--- Start Supplied material ---
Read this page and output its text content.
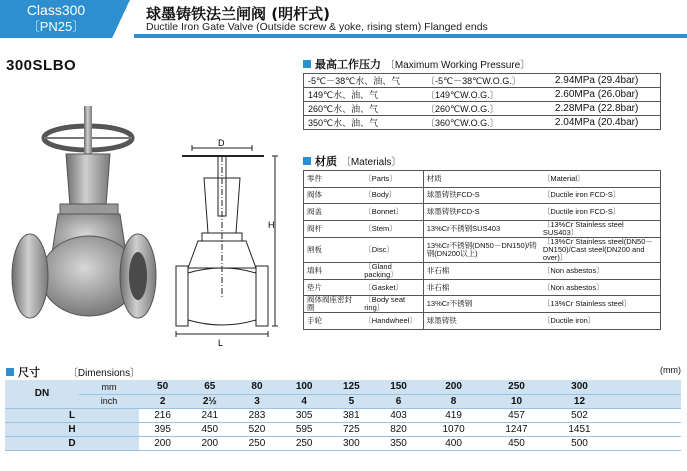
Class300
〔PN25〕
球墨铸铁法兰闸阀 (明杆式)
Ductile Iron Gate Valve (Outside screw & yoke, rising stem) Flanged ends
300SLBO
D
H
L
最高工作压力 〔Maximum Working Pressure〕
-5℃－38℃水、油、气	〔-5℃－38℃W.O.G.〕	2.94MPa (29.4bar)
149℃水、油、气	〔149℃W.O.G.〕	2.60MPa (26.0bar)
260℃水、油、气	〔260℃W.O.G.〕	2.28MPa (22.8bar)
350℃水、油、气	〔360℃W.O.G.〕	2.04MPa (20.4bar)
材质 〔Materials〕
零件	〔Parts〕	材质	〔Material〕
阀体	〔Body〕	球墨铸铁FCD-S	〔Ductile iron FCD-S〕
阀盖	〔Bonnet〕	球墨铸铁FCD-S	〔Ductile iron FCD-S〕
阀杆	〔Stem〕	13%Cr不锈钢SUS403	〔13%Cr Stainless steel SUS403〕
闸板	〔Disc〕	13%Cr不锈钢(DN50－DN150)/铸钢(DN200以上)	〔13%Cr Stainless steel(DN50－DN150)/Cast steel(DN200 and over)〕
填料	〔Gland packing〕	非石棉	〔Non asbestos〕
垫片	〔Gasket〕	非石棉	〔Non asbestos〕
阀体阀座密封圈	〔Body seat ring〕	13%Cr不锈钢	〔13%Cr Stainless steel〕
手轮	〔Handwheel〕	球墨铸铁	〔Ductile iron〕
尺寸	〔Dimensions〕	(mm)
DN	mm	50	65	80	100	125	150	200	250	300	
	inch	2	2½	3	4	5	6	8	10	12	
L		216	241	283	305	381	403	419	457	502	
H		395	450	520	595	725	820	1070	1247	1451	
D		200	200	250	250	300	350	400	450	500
--- End Supplied material ---
(Aim of the task) In the records above, find each line holding "steel" and copy it.

(Solution)
阀杆	〔Stem〕	13%Cr不锈钢SUS403	〔13%Cr Stainless steel SUS403〕
闸板	〔Disc〕	13%Cr不锈钢(DN50－DN150)/铸钢(DN200以上)	〔13%Cr Stainless steel(DN50－DN150)/Cast steel(DN200 and over)〕
阀体阀座密封圈	〔Body seat ring〕	13%Cr不锈钢	〔13%Cr Stainless steel〕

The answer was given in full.